» **Exercise inputs**:
□ □ □
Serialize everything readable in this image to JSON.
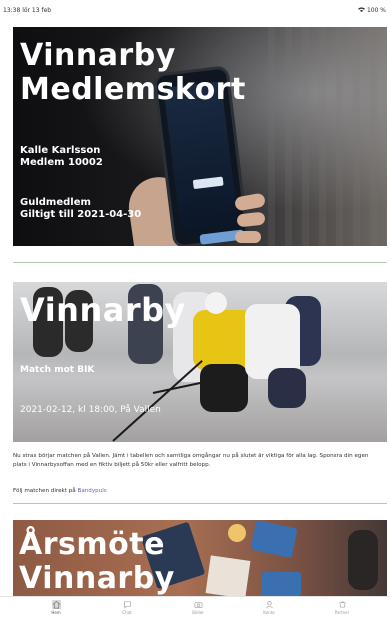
{
  "status_bar": {
    "time_date": "13:38  lör 13 feb",
    "battery": "100 %"
  },
  "card_membership": {
    "title_line1": "Vinnarby",
    "title_line2": "Medlemskort",
    "member_name": "Kalle Karlsson",
    "member_number": "Medlem 10002",
    "member_level": "Guldmedlem",
    "valid_until": "Giltigt till 2021-04-30"
  },
  "card_match": {
    "title": "Vinnarby",
    "subtitle": "Match mot BIK",
    "datetime": "2021-02-12, kl 18:00, På Vallen"
  },
  "article": {
    "body": "Nu strax börjar matchen på Vallen. Jämt i tabellen och samtliga omgångar nu på slutet är viktiga för alla lag. Sponsra din egen plats i Vinnarbysoffan med en fiktiv biljett på 50kr eller valfritt belopp.",
    "follow_prefix": "Följ matchen direkt på ",
    "follow_link": "Bandypuls"
  },
  "card_meeting": {
    "title_line1": "Årsmöte",
    "title_line2": "Vinnarby"
  },
  "tabbar": {
    "items": [
      {
        "label": "Hem",
        "icon": "home-icon",
        "active": true
      },
      {
        "label": "Chat",
        "icon": "chat-icon",
        "active": false
      },
      {
        "label": "Bilder",
        "icon": "camera-icon",
        "active": false
      },
      {
        "label": "Konto",
        "icon": "account-icon",
        "active": false
      },
      {
        "label": "Partner",
        "icon": "partner-icon",
        "active": false
      }
    ]
  }
}
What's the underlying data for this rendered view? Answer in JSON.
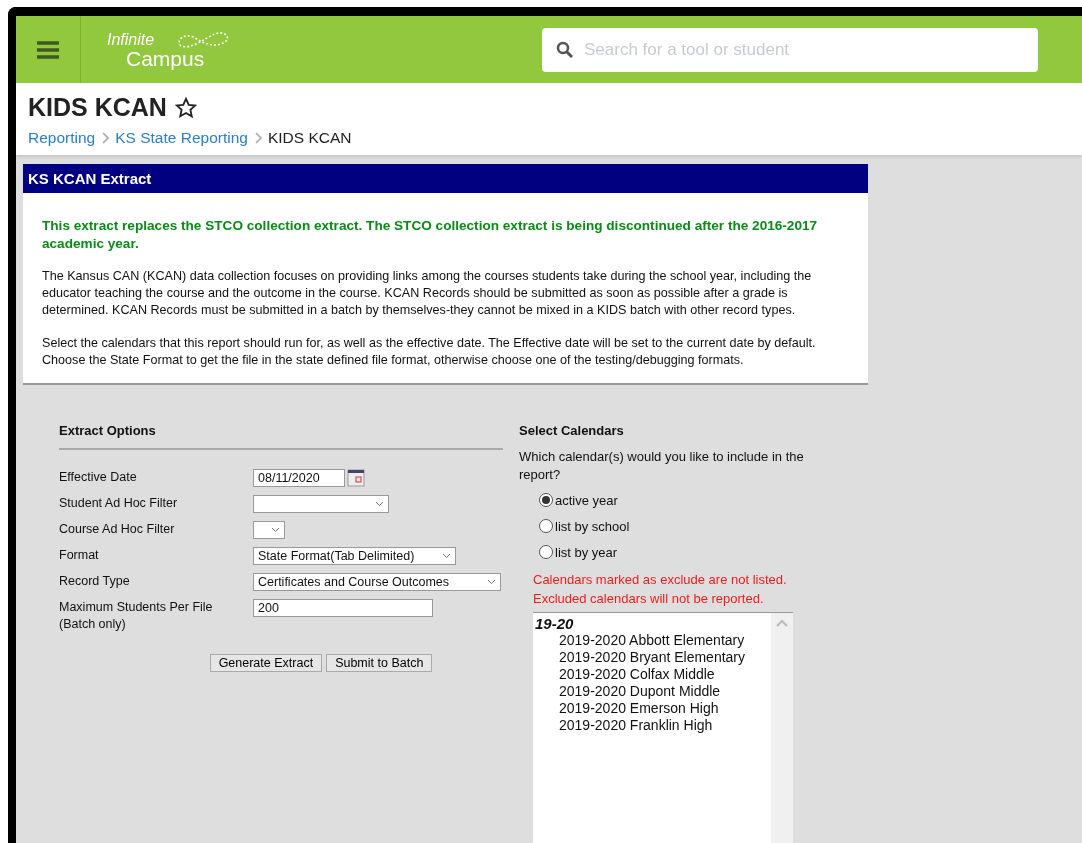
{
  "header": {
    "logo": {
      "line_1": "Infinite",
      "line_2": "Campus"
    },
    "search": {
      "placeholder": "Search for a tool or student"
    }
  },
  "page": {
    "title": "KIDS KCAN",
    "favorite": false,
    "breadcrumbs": [
      {
        "label": "Reporting",
        "kind": "link"
      },
      {
        "label": "KS State Reporting",
        "kind": "link"
      },
      {
        "label": "KIDS KCAN",
        "kind": "current"
      }
    ]
  },
  "panel": {
    "title": "KS KCAN Extract",
    "notice": "This extract replaces the STCO collection extract. The STCO collection extract is being discontinued after the 2016-2017 academic year.",
    "paragraphs": [
      "The Kansus CAN (KCAN) data collection focuses on providing links among the courses students take during the school year, including the educator teaching the course and the outcome in the course. KCAN Records should be submitted as soon as possible after a grade is determined. KCAN Records must be submitted in a batch by themselves-they cannot be mixed in a KIDS batch with other record types.",
      "Select the calendars that this report should run for, as well as the effective date. The Effective date will be set to the current date by default. Choose the State Format to get the file in the state defined file format, otherwise choose one of the testing/debugging formats."
    ]
  },
  "extract_options": {
    "heading": "Extract Options",
    "fields": [
      {
        "label": "Effective Date",
        "kind": "date",
        "value": "08/11/2020"
      },
      {
        "label": "Student Ad Hoc Filter",
        "kind": "select"
      },
      {
        "label": "Course Ad Hoc Filter",
        "kind": "select"
      },
      {
        "label": "Format",
        "kind": "select",
        "value": "State Format(Tab Delimited)"
      },
      {
        "label": "Record Type",
        "kind": "select",
        "value": "Certificates and Course Outcomes"
      },
      {
        "label": "Maximum Students Per File (Batch only)",
        "kind": "text",
        "value": "200"
      }
    ],
    "buttons": [
      "Generate Extract",
      "Submit to Batch"
    ]
  },
  "select_calendars": {
    "heading": "Select Calendars",
    "question": "Which calendar(s) would you like to include in the report?",
    "radios": [
      {
        "label": "active year",
        "selected": true
      },
      {
        "label": "list by school",
        "selected": false
      },
      {
        "label": "list by year",
        "selected": false
      }
    ],
    "warnings": [
      "Calendars marked as exclude are not listed.",
      "Excluded calendars will not be reported."
    ],
    "listbox": {
      "groups": [
        {
          "label": "19-20",
          "items": [
            "2019-2020 Abbott Elementary",
            "2019-2020 Bryant Elementary",
            "2019-2020 Colfax Middle",
            "2019-2020 Dupont Middle",
            "2019-2020 Emerson High",
            "2019-2020 Franklin High"
          ]
        }
      ]
    }
  }
}
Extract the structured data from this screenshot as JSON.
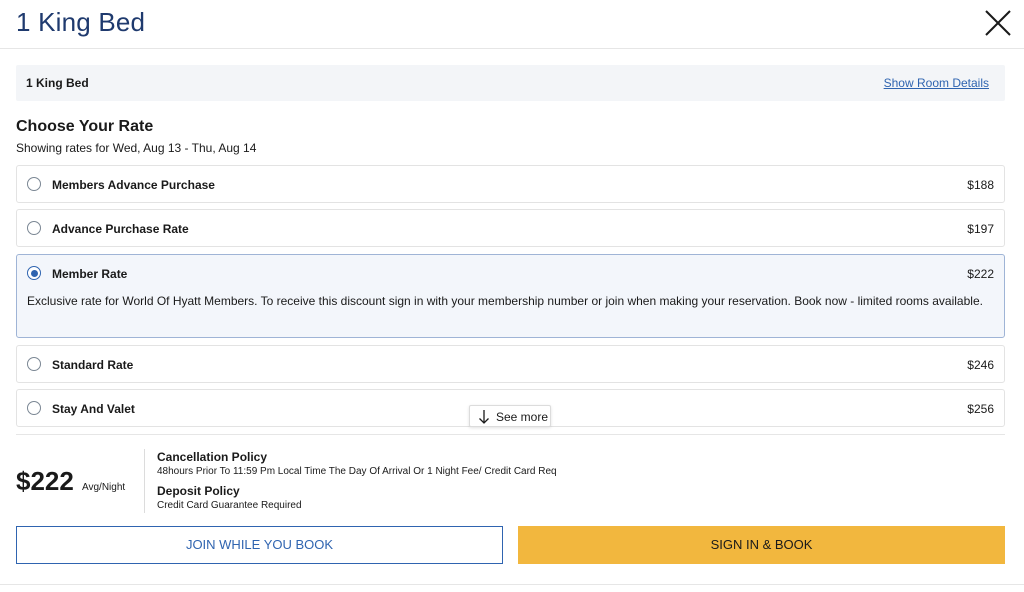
{
  "header": {
    "title": "1 King Bed"
  },
  "room_bar": {
    "label": "1 King Bed",
    "details_link": "Show Room Details"
  },
  "rates_section": {
    "title": "Choose Your Rate",
    "subtitle": "Showing rates for Wed, Aug 13 - Thu, Aug 14"
  },
  "rates": [
    {
      "name": "Members Advance Purchase",
      "price": "$188",
      "selected": false
    },
    {
      "name": "Advance Purchase Rate",
      "price": "$197",
      "selected": false
    },
    {
      "name": "Member Rate",
      "price": "$222",
      "selected": true,
      "description": "Exclusive rate for World Of Hyatt Members. To receive this discount sign in with your membership number or join when making your reservation. Book now - limited rooms available."
    },
    {
      "name": "Standard Rate",
      "price": "$246",
      "selected": false
    },
    {
      "name": "Stay And Valet",
      "price": "$256",
      "selected": false
    }
  ],
  "see_more": {
    "label": "See more"
  },
  "summary": {
    "price": "$222",
    "unit": "Avg/Night",
    "cancellation_title": "Cancellation Policy",
    "cancellation_text": "48hours Prior To 11:59 Pm Local Time The Day Of Arrival Or 1 Night Fee/ Credit Card Req",
    "deposit_title": "Deposit Policy",
    "deposit_text": "Credit Card Guarantee Required"
  },
  "actions": {
    "join_label": "JOIN WHILE YOU BOOK",
    "book_label": "SIGN IN & BOOK"
  },
  "colors": {
    "accent": "#2f64b0",
    "title": "#1f3a6e",
    "book_button": "#f2b73e",
    "selected_bg": "#f3f6fb"
  }
}
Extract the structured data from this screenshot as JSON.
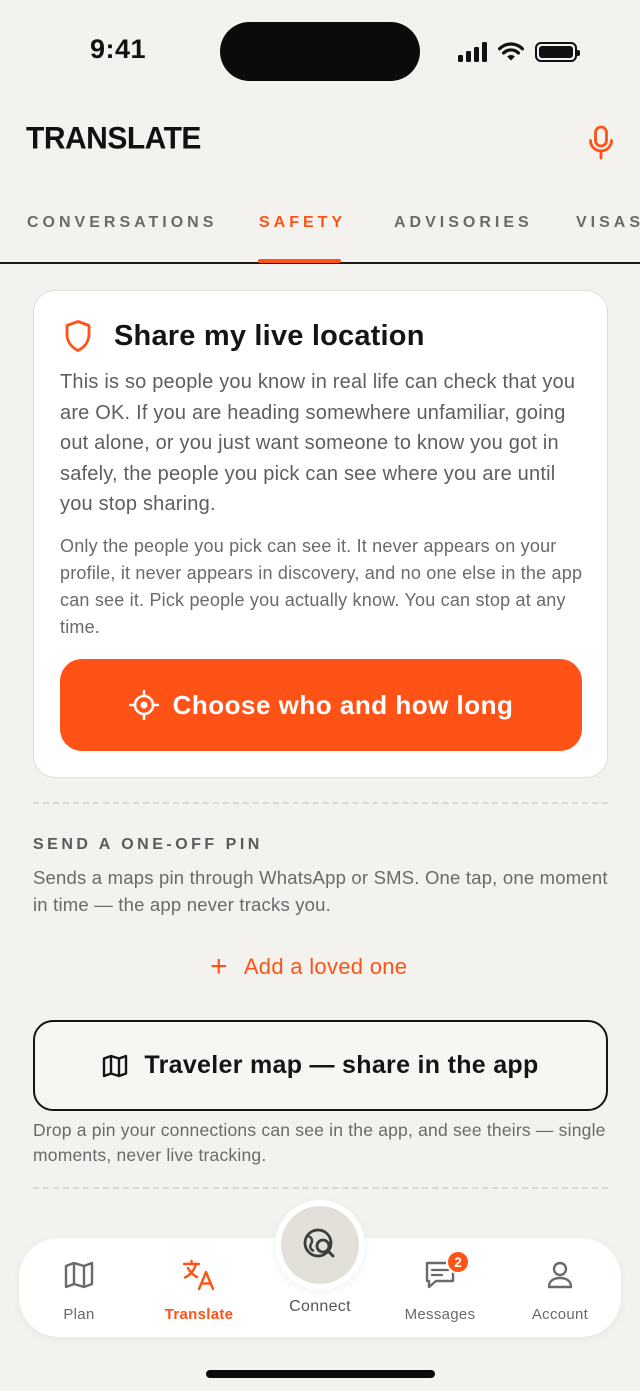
{
  "status_bar": {
    "time": "9:41"
  },
  "header": {
    "title": "TRANSLATE"
  },
  "tabs": [
    {
      "label": "CONVERSATIONS",
      "active": false
    },
    {
      "label": "SAFETY",
      "active": true
    },
    {
      "label": "ADVISORIES",
      "active": false
    },
    {
      "label": "VISAS",
      "active": false
    }
  ],
  "live_location_card": {
    "title": "Share my live location",
    "body": "This is so people you know in real life can check that you are OK. If you are heading somewhere unfamiliar, going out alone, or you just want someone to know you got in safely, the people you pick can see where you are until you stop sharing.",
    "note": "Only the people you pick can see it. It never appears on your profile, it never appears in discovery, and no one else in the app can see it. Pick people you actually know. You can stop at any time.",
    "button_label": "Choose who and how long"
  },
  "one_off_pin": {
    "label": "SEND A ONE-OFF PIN",
    "description": "Sends a maps pin through WhatsApp or SMS. One tap, one moment in time — the app never tracks you.",
    "add_label": "Add a loved one"
  },
  "traveler_map": {
    "button_label": "Traveler map — share in the app",
    "description": "Drop a pin your connections can see in the app, and see theirs — single moments, never live tracking."
  },
  "bottom_nav": {
    "items": [
      {
        "label": "Plan",
        "icon": "map-icon",
        "active": false
      },
      {
        "label": "Translate",
        "icon": "translate-icon",
        "active": true
      },
      {
        "label": "Connect",
        "icon": "globe-search-icon",
        "active": false
      },
      {
        "label": "Messages",
        "icon": "chat-icon",
        "active": false,
        "badge": "2"
      },
      {
        "label": "Account",
        "icon": "user-icon",
        "active": false
      }
    ]
  },
  "colors": {
    "accent": "#ff5216",
    "background": "#f3f2ee",
    "text": "#1b1b1b"
  }
}
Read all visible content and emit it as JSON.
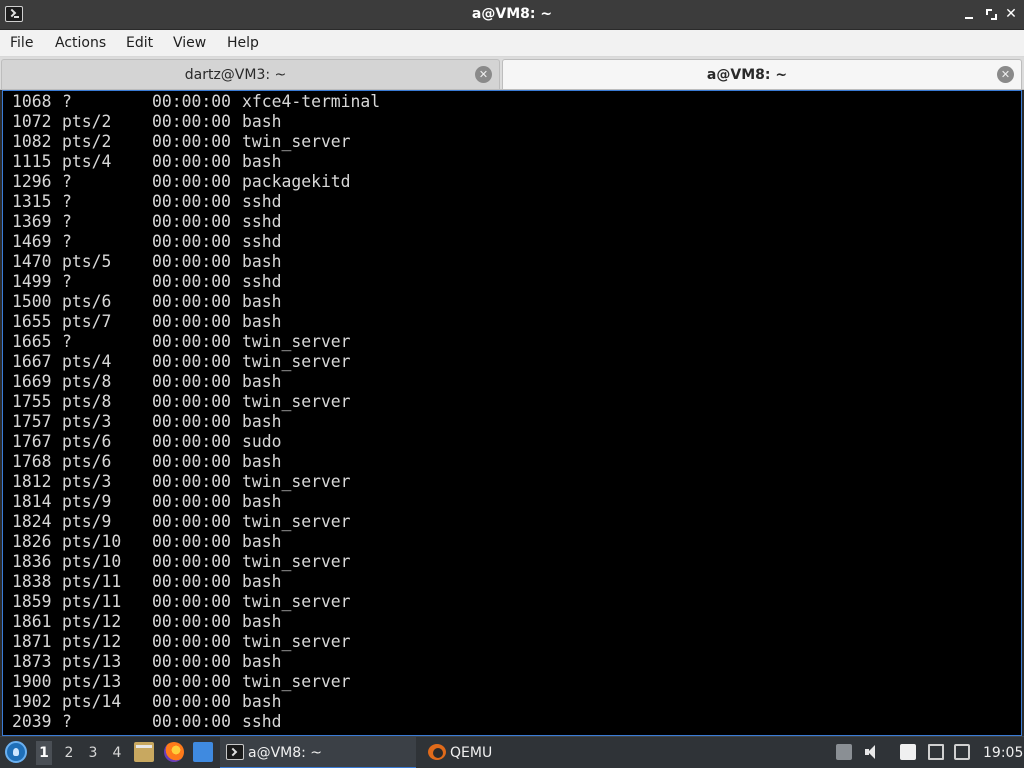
{
  "window": {
    "title": "a@VM8: ~"
  },
  "menu": [
    "File",
    "Actions",
    "Edit",
    "View",
    "Help"
  ],
  "tabs": [
    {
      "label": "dartz@VM3: ~",
      "active": false
    },
    {
      "label": "a@VM8: ~",
      "active": true
    }
  ],
  "terminal": {
    "rows": [
      {
        "pid": "1068",
        "tty": "?",
        "time": "00:00:00",
        "cmd": "xfce4-terminal"
      },
      {
        "pid": "1072",
        "tty": "pts/2",
        "time": "00:00:00",
        "cmd": "bash"
      },
      {
        "pid": "1082",
        "tty": "pts/2",
        "time": "00:00:00",
        "cmd": "twin_server"
      },
      {
        "pid": "1115",
        "tty": "pts/4",
        "time": "00:00:00",
        "cmd": "bash"
      },
      {
        "pid": "1296",
        "tty": "?",
        "time": "00:00:00",
        "cmd": "packagekitd"
      },
      {
        "pid": "1315",
        "tty": "?",
        "time": "00:00:00",
        "cmd": "sshd"
      },
      {
        "pid": "1369",
        "tty": "?",
        "time": "00:00:00",
        "cmd": "sshd"
      },
      {
        "pid": "1469",
        "tty": "?",
        "time": "00:00:00",
        "cmd": "sshd"
      },
      {
        "pid": "1470",
        "tty": "pts/5",
        "time": "00:00:00",
        "cmd": "bash"
      },
      {
        "pid": "1499",
        "tty": "?",
        "time": "00:00:00",
        "cmd": "sshd"
      },
      {
        "pid": "1500",
        "tty": "pts/6",
        "time": "00:00:00",
        "cmd": "bash"
      },
      {
        "pid": "1655",
        "tty": "pts/7",
        "time": "00:00:00",
        "cmd": "bash"
      },
      {
        "pid": "1665",
        "tty": "?",
        "time": "00:00:00",
        "cmd": "twin_server"
      },
      {
        "pid": "1667",
        "tty": "pts/4",
        "time": "00:00:00",
        "cmd": "twin_server"
      },
      {
        "pid": "1669",
        "tty": "pts/8",
        "time": "00:00:00",
        "cmd": "bash"
      },
      {
        "pid": "1755",
        "tty": "pts/8",
        "time": "00:00:00",
        "cmd": "twin_server"
      },
      {
        "pid": "1757",
        "tty": "pts/3",
        "time": "00:00:00",
        "cmd": "bash"
      },
      {
        "pid": "1767",
        "tty": "pts/6",
        "time": "00:00:00",
        "cmd": "sudo"
      },
      {
        "pid": "1768",
        "tty": "pts/6",
        "time": "00:00:00",
        "cmd": "bash"
      },
      {
        "pid": "1812",
        "tty": "pts/3",
        "time": "00:00:00",
        "cmd": "twin_server"
      },
      {
        "pid": "1814",
        "tty": "pts/9",
        "time": "00:00:00",
        "cmd": "bash"
      },
      {
        "pid": "1824",
        "tty": "pts/9",
        "time": "00:00:00",
        "cmd": "twin_server"
      },
      {
        "pid": "1826",
        "tty": "pts/10",
        "time": "00:00:00",
        "cmd": "bash"
      },
      {
        "pid": "1836",
        "tty": "pts/10",
        "time": "00:00:00",
        "cmd": "twin_server"
      },
      {
        "pid": "1838",
        "tty": "pts/11",
        "time": "00:00:00",
        "cmd": "bash"
      },
      {
        "pid": "1859",
        "tty": "pts/11",
        "time": "00:00:00",
        "cmd": "twin_server"
      },
      {
        "pid": "1861",
        "tty": "pts/12",
        "time": "00:00:00",
        "cmd": "bash"
      },
      {
        "pid": "1871",
        "tty": "pts/12",
        "time": "00:00:00",
        "cmd": "twin_server"
      },
      {
        "pid": "1873",
        "tty": "pts/13",
        "time": "00:00:00",
        "cmd": "bash"
      },
      {
        "pid": "1900",
        "tty": "pts/13",
        "time": "00:00:00",
        "cmd": "twin_server"
      },
      {
        "pid": "1902",
        "tty": "pts/14",
        "time": "00:00:00",
        "cmd": "bash"
      },
      {
        "pid": "2039",
        "tty": "?",
        "time": "00:00:00",
        "cmd": "sshd"
      }
    ]
  },
  "taskbar": {
    "workspaces": [
      "1",
      "2",
      "3",
      "4"
    ],
    "active_workspace": "1",
    "tasks": [
      {
        "label": "a@VM8: ~",
        "icon": "terminal-icon",
        "active": true
      },
      {
        "label": "QEMU",
        "icon": "qemu-icon",
        "active": false
      }
    ],
    "clock": "19:05"
  },
  "colors": {
    "terminal_bg": "#000000",
    "terminal_fg": "#d8d8d8",
    "accent": "#3a7bd5",
    "titlebar": "#3c3c3c"
  }
}
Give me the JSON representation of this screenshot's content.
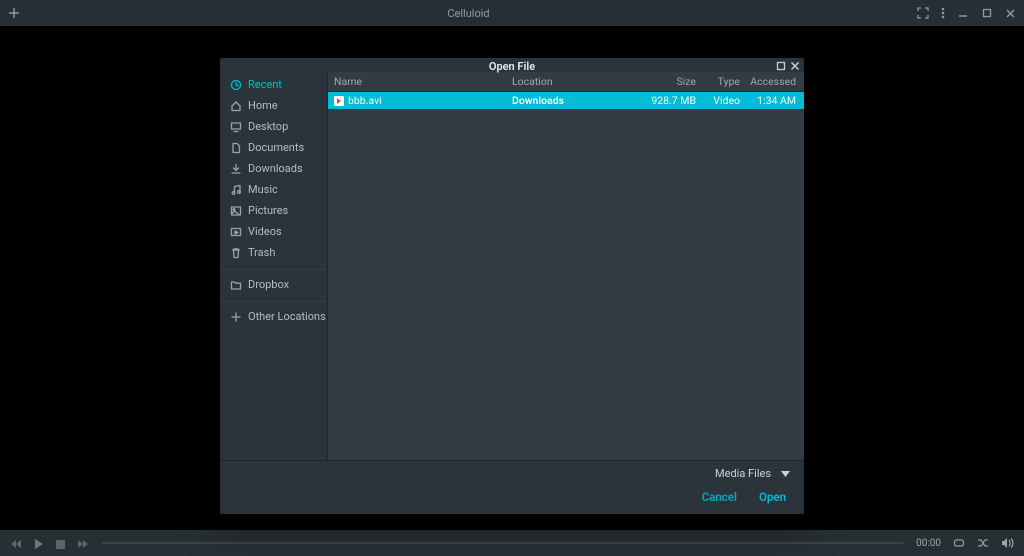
□ □ □
» **Job**:
Identify the lines of the data that contain the word "Choose". Copy each of them.

» **The response**:
      "Select the calendars that this report should run for, as well as the effective date. The Effective date will be set to the current date by default. Choose the State Format to get the file in the state defined file format, otherwise choose one of the testing/debugging formats."
    "title": "Choose Your Rate",
    "button_label": "Choose who and how long"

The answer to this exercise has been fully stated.